### Description of the task
In the data below, locate each line with the word "bottom" and list it.

Dataset listings of figures:
◇ ◇ ◇ ◇

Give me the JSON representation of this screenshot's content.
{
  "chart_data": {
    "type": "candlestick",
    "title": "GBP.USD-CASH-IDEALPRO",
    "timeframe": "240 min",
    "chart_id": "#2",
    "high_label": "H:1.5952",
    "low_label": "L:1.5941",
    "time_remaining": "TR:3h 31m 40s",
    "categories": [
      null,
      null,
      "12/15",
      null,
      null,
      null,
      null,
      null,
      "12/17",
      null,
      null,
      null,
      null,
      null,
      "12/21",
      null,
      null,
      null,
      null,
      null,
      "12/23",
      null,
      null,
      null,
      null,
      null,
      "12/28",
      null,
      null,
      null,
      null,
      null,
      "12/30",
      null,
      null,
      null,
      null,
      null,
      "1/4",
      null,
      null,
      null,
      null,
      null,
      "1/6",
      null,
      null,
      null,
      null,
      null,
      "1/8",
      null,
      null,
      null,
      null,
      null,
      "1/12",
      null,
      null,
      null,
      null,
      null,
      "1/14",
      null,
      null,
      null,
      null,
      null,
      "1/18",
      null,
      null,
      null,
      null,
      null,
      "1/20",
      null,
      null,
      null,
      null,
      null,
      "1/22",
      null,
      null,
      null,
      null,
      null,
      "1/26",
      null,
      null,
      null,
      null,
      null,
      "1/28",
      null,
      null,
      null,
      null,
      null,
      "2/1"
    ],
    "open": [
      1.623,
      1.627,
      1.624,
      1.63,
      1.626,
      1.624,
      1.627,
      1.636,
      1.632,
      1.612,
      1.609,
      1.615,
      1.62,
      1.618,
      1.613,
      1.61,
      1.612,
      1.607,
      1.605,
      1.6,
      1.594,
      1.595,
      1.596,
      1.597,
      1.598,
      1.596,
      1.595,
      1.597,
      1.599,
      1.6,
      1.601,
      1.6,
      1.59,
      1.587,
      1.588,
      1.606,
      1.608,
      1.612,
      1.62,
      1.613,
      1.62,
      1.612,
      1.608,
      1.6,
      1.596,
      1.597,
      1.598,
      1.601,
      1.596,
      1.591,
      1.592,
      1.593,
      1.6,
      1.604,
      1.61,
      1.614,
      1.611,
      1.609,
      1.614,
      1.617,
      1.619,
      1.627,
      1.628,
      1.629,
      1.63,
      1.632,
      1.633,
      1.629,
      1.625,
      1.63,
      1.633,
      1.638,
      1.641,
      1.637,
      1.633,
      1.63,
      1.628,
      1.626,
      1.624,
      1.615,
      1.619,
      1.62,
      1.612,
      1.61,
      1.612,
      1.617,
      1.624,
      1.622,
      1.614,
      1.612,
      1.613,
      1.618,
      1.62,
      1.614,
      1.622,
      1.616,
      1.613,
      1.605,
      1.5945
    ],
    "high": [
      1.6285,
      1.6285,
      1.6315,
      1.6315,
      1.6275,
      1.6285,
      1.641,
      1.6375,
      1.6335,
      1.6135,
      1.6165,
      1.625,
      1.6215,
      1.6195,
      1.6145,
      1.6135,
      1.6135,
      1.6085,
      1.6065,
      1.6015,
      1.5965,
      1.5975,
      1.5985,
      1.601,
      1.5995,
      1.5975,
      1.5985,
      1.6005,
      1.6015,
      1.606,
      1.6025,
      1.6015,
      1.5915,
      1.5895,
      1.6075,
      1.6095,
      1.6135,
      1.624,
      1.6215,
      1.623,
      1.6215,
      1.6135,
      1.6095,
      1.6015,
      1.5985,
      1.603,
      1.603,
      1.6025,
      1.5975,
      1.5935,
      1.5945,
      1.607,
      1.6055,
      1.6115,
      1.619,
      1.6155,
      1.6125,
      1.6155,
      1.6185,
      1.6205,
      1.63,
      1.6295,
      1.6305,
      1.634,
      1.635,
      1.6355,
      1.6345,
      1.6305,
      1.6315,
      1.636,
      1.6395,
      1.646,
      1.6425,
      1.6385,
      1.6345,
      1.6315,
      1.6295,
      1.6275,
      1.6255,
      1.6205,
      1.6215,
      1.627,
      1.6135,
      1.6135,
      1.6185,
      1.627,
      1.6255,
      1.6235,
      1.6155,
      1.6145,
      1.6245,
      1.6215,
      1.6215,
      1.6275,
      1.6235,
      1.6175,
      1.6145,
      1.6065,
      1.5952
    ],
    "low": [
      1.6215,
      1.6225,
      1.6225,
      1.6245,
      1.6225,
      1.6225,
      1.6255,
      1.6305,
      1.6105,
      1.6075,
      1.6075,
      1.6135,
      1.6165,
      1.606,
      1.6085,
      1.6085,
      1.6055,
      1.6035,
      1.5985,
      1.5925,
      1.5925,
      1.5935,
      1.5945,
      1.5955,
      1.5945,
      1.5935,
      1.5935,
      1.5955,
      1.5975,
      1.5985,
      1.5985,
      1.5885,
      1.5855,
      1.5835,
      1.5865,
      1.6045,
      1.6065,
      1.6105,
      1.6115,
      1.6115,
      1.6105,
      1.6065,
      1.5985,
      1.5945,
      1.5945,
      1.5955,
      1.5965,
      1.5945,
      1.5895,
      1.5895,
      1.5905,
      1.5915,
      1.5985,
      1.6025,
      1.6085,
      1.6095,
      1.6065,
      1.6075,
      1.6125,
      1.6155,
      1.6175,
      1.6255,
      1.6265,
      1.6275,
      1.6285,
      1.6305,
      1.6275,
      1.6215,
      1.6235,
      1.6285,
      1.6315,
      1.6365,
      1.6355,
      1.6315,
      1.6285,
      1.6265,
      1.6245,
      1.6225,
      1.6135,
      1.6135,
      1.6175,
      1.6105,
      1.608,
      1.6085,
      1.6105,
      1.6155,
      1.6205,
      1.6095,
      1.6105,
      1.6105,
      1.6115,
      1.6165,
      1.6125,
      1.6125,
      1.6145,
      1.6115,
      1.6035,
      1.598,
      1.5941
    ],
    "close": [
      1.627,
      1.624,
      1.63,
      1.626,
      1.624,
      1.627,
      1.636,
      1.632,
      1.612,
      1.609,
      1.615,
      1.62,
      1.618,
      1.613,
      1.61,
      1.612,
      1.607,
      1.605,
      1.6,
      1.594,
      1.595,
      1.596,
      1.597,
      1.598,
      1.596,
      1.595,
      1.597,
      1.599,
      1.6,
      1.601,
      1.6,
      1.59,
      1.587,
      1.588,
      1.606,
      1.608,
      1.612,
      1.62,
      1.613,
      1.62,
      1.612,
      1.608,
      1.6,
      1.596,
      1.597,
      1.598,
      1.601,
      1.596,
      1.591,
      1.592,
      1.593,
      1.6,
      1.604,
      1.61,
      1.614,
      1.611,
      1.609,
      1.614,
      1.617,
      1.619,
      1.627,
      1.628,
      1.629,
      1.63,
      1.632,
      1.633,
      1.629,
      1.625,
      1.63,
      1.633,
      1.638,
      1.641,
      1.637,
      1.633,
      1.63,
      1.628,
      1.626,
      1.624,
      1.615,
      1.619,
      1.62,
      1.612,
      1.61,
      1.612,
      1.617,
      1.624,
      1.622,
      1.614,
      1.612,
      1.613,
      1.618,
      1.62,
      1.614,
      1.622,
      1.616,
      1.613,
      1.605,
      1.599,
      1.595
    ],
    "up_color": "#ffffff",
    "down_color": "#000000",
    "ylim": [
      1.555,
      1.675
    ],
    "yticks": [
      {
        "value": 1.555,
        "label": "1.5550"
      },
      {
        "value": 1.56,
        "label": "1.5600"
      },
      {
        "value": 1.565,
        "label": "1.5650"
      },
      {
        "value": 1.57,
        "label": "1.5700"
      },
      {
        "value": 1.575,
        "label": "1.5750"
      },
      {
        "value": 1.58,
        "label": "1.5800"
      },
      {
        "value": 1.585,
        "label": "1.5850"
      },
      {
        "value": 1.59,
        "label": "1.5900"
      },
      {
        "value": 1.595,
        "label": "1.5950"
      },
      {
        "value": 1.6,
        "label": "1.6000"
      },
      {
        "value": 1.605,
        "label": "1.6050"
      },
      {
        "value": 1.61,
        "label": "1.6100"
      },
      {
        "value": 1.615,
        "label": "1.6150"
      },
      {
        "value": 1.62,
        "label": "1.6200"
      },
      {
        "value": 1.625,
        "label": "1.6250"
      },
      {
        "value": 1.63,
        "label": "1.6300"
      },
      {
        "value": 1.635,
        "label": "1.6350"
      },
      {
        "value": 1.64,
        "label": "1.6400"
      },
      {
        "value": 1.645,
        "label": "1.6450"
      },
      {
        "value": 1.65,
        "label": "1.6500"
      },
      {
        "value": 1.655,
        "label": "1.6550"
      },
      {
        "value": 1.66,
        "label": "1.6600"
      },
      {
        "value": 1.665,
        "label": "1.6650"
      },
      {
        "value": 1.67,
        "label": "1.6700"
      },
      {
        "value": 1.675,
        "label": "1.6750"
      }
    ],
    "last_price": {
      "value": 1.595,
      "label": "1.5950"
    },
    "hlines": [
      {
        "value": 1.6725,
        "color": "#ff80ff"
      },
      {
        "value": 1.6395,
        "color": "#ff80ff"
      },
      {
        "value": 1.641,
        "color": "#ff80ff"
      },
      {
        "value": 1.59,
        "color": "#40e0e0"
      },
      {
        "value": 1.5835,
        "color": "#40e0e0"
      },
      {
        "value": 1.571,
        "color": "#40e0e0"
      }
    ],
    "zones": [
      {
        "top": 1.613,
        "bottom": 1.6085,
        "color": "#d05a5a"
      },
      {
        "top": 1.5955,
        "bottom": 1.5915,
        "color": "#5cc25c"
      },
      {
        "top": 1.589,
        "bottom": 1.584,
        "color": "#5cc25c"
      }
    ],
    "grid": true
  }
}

◇ ◇ ◇ ◇

### Reply
        "bottom": 1.6085,
        "bottom": 1.5915,
        "bottom": 1.584,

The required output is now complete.